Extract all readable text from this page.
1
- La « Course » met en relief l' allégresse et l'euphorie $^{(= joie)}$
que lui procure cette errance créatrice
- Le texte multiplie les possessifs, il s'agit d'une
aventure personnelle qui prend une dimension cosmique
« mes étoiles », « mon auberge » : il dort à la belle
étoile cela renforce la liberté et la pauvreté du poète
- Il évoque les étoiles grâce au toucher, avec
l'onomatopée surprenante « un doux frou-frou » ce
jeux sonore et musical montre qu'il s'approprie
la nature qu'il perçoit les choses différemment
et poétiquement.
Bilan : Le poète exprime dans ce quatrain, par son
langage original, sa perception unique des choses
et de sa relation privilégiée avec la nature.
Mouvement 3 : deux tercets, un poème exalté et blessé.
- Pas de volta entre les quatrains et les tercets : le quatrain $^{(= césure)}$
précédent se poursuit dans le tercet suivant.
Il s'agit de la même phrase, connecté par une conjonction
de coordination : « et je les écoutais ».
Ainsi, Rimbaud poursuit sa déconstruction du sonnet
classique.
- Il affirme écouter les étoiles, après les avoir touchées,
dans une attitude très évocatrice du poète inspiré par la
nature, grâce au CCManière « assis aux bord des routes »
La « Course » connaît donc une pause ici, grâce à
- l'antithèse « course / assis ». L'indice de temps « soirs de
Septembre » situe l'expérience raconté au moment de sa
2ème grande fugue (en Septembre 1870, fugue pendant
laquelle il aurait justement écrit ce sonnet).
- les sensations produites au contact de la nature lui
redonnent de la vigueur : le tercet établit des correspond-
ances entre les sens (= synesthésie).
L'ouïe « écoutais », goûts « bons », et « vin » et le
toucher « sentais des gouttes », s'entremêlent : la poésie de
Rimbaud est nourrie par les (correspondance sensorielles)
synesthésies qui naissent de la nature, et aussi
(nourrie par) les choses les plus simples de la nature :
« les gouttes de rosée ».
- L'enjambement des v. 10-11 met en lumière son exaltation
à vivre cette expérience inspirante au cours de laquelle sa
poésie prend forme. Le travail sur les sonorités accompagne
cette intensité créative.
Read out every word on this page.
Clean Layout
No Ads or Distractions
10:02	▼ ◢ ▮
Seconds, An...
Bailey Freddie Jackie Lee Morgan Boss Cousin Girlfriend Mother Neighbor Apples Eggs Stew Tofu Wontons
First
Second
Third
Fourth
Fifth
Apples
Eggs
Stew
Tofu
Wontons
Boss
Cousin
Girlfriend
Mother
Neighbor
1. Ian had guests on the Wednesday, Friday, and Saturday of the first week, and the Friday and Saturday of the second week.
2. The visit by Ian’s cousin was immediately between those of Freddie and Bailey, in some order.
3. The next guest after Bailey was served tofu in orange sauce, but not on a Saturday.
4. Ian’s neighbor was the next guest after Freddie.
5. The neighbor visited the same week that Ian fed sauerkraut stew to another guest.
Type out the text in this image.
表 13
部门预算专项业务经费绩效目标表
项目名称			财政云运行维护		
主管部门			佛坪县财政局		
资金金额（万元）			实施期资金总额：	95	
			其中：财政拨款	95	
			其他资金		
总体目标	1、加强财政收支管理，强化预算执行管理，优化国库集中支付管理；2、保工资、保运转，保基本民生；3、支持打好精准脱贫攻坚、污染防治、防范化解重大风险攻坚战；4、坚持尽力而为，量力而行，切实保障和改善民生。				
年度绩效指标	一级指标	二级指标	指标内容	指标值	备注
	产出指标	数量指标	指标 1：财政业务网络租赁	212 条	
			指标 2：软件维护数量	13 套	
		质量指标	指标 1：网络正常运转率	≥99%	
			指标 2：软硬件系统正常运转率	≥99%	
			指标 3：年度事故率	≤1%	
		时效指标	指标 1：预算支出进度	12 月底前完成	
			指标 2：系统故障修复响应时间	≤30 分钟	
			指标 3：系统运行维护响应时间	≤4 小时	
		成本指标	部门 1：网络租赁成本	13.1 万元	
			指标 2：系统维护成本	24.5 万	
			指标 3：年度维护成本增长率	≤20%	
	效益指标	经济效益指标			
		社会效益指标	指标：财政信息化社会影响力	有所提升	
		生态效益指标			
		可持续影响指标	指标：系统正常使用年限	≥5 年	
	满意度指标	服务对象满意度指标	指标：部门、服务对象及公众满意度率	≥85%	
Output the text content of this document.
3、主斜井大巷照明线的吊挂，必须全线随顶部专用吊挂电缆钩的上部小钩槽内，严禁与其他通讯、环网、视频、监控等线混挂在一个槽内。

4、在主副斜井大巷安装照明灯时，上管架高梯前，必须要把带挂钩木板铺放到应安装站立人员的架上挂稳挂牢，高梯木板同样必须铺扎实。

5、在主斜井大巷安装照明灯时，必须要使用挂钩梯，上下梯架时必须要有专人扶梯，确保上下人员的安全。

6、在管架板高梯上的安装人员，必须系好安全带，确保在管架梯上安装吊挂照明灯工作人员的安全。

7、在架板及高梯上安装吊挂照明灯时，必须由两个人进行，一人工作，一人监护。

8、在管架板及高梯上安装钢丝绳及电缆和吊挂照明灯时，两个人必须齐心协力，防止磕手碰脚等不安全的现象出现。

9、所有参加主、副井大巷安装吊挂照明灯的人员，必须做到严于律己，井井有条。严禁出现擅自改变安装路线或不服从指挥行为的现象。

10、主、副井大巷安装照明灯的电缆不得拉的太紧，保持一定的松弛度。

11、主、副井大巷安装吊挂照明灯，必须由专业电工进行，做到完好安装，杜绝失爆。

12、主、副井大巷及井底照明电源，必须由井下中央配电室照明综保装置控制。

——————————

→ **What is expected**
Type the material above out again, exactly.

→ **Result of this task**
Extract all readable text from this page.
1
- La « Course » met en relief l' allégresse et l'euphorie $^{(= joie)}$
que lui procure cette errance créatrice
- Le texte multiplie les possessifs, il s'agit d'une
aventure personnelle qui prend une dimension cosmique
« mes étoiles », « mon auberge » : il dort à la belle
étoile cela renforce la liberté et la pauvreté du poète
- Il évoque les étoiles grâce au toucher, avec
l'onomatopée surprenante « un doux frou-frou » ce
jeux sonore et musical montre qu'il s'approprie
la nature qu'il perçoit les choses différemment
et poétiquement.
Bilan : Le poète exprime dans ce quatrain, par son
langage original, sa perception unique des choses
et de sa relation privilégiée avec la nature.
Mouvement 3 : deux tercets, un poème exalté et blessé.
- Pas de volta entre les quatrains et les tercets : le quatrain $^{(= césure)}$
précédent se poursuit dans le tercet suivant.
Il s'agit de la même phrase, connecté par une conjonction
de coordination : « et je les écoutais ».
Ainsi, Rimbaud poursuit sa déconstruction du sonnet
classique.
- Il affirme écouter les étoiles, après les avoir touchées,
dans une attitude très évocatrice du poète inspiré par la
nature, grâce au CCManière « assis aux bord des routes »
La « Course » connaît donc une pause ici, grâce à
- l'antithèse « course / assis ». L'indice de temps « soirs de
Septembre » situe l'expérience raconté au moment de sa
2ème grande fugue (en Septembre 1870, fugue pendant
laquelle il aurait justement écrit ce sonnet).
- les sensations produites au contact de la nature lui
redonnent de la vigueur : le tercet établit des correspond-
ances entre les sens (= synesthésie).
L'ouïe « écoutais », goûts « bons », et « vin » et le
toucher « sentais des gouttes », s'entremêlent : la poésie de
Rimbaud est nourrie par les (correspondance sensorielles)
synesthésies qui naissent de la nature, et aussi
(nourrie par) les choses les plus simples de la nature :
« les gouttes de rosée ».
- L'enjambement des v. 10-11 met en lumière son exaltation
à vivre cette expérience inspirante au cours de laquelle sa
poésie prend forme. Le travail sur les sonorités accompagne
cette intensité créative.
Read out every word on this page.
Clean Layout
No Ads or Distractions
10:02	▼ ◢ ▮
Seconds, An...
Bailey Freddie Jackie Lee Morgan Boss Cousin Girlfriend Mother Neighbor Apples Eggs Stew Tofu Wontons
First
Second
Third
Fourth
Fifth
Apples
Eggs
Stew
Tofu
Wontons
Boss
Cousin
Girlfriend
Mother
Neighbor
1. Ian had guests on the Wednesday, Friday, and Saturday of the first week, and the Friday and Saturday of the second week.
2. The visit by Ian’s cousin was immediately between those of Freddie and Bailey, in some order.
3. The next guest after Bailey was served tofu in orange sauce, but not on a Saturday.
4. Ian’s neighbor was the next guest after Freddie.
5. The neighbor visited the same week that Ian fed sauerkraut stew to another guest.
Type out the text in this image.
表 13
部门预算专项业务经费绩效目标表
项目名称			财政云运行维护		
主管部门			佛坪县财政局		
资金金额（万元）			实施期资金总额：	95	
			其中：财政拨款	95	
			其他资金		
总体目标	1、加强财政收支管理，强化预算执行管理，优化国库集中支付管理；2、保工资、保运转，保基本民生；3、支持打好精准脱贫攻坚、污染防治、防范化解重大风险攻坚战；4、坚持尽力而为，量力而行，切实保障和改善民生。				
年度绩效指标	一级指标	二级指标	指标内容	指标值	备注
	产出指标	数量指标	指标 1：财政业务网络租赁	212 条	
			指标 2：软件维护数量	13 套	
		质量指标	指标 1：网络正常运转率	≥99%	
			指标 2：软硬件系统正常运转率	≥99%	
			指标 3：年度事故率	≤1%	
		时效指标	指标 1：预算支出进度	12 月底前完成	
			指标 2：系统故障修复响应时间	≤30 分钟	
			指标 3：系统运行维护响应时间	≤4 小时	
		成本指标	部门 1：网络租赁成本	13.1 万元	
			指标 2：系统维护成本	24.5 万	
			指标 3：年度维护成本增长率	≤20%	
	效益指标	经济效益指标			
		社会效益指标	指标：财政信息化社会影响力	有所提升	
		生态效益指标			
		可持续影响指标	指标：系统正常使用年限	≥5 年	
	满意度指标	服务对象满意度指标	指标：部门、服务对象及公众满意度率	≥85%	
Output the text content of this document.
3、主斜井大巷照明线的吊挂，必须全线随顶部专用吊挂电缆钩的上部小钩槽内，严禁与其他通讯、环网、视频、监控等线混挂在一个槽内。

4、在主副斜井大巷安装照明灯时，上管架高梯前，必须要把带挂钩木板铺放到应安装站立人员的架上挂稳挂牢，高梯木板同样必须铺扎实。

5、在主斜井大巷安装照明灯时，必须要使用挂钩梯，上下梯架时必须要有专人扶梯，确保上下人员的安全。

6、在管架板高梯上的安装人员，必须系好安全带，确保在管架梯上安装吊挂照明灯工作人员的安全。

7、在架板及高梯上安装吊挂照明灯时，必须由两个人进行，一人工作，一人监护。

8、在管架板及高梯上安装钢丝绳及电缆和吊挂照明灯时，两个人必须齐心协力，防止磕手碰脚等不安全的现象出现。

9、所有参加主、副井大巷安装吊挂照明灯的人员，必须做到严于律己，井井有条。严禁出现擅自改变安装路线或不服从指挥行为的现象。

10、主、副井大巷安装照明灯的电缆不得拉的太紧，保持一定的松弛度。

11、主、副井大巷安装吊挂照明灯，必须由专业电工进行，做到完好安装，杜绝失爆。

12、主、副井大巷及井底照明电源，必须由井下中央配电室照明综保装置控制。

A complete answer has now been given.